> _WHAT NEEDS TO BE DONE_:
Look through the entries and report how many lines include the word "text". Give the number alone.
Start MATERIAL SHOWN
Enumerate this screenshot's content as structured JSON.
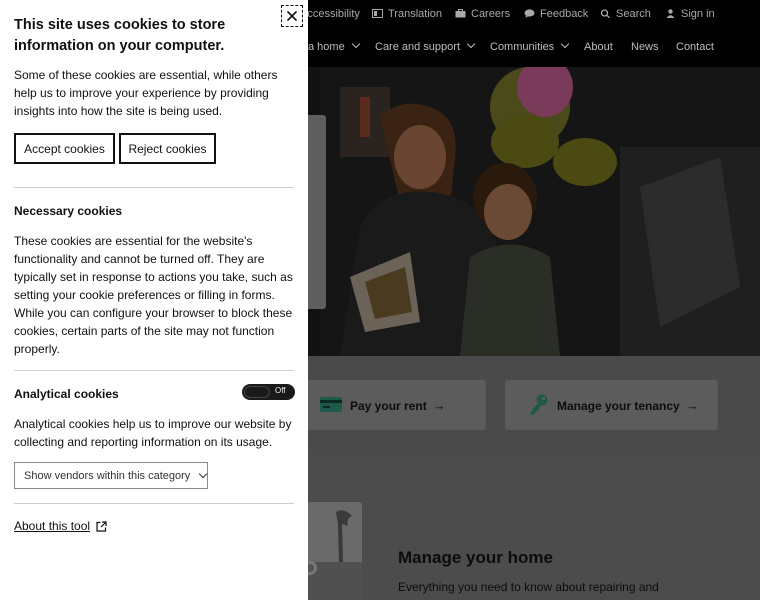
{
  "site": {
    "utility_nav": [
      {
        "label": "Accessibility",
        "icon": "accessibility-icon"
      },
      {
        "label": "Translation",
        "icon": "translation-icon"
      },
      {
        "label": "Careers",
        "icon": "briefcase-icon"
      },
      {
        "label": "Feedback",
        "icon": "speech-bubble-icon"
      },
      {
        "label": "Search",
        "icon": "search-icon"
      },
      {
        "label": "Sign in",
        "icon": "user-icon"
      }
    ],
    "main_nav": [
      {
        "label": "a home",
        "dropdown": true
      },
      {
        "label": "Care and support",
        "dropdown": true
      },
      {
        "label": "Communities",
        "dropdown": true
      },
      {
        "label": "About",
        "dropdown": false
      },
      {
        "label": "News",
        "dropdown": false
      },
      {
        "label": "Contact",
        "dropdown": false
      }
    ],
    "quick_links": [
      {
        "label": "Pay your rent",
        "icon": "card-icon"
      },
      {
        "label": "Manage your tenancy",
        "icon": "key-icon"
      }
    ],
    "feature": {
      "title": "Manage your home",
      "text": "Everything you need to know about repairing and"
    },
    "colors": {
      "accent": "#1e8a6e",
      "overlay_dark": "#000000"
    }
  },
  "cookie_panel": {
    "title": "This site uses cookies to store information on your computer.",
    "intro": "Some of these cookies are essential, while others help us to improve your experience by providing insights into how the site is being used.",
    "accept_label": "Accept cookies",
    "reject_label": "Reject cookies",
    "necessary": {
      "title": "Necessary cookies",
      "text": "These cookies are essential for the website's functionality and cannot be turned off. They are typically set in response to actions you take, such as setting your cookie preferences or filling in forms. While you can configure your browser to block these cookies, certain parts of the site may not function properly."
    },
    "analytical": {
      "title": "Analytical cookies",
      "toggle_state": "Off",
      "text": "Analytical cookies help us to improve our website by collecting and reporting information on its usage.",
      "vendors_label": "Show vendors within this category"
    },
    "about_label": "About this tool"
  }
}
End MATERIAL SHOWN
> _TASK OUTPUT_:
3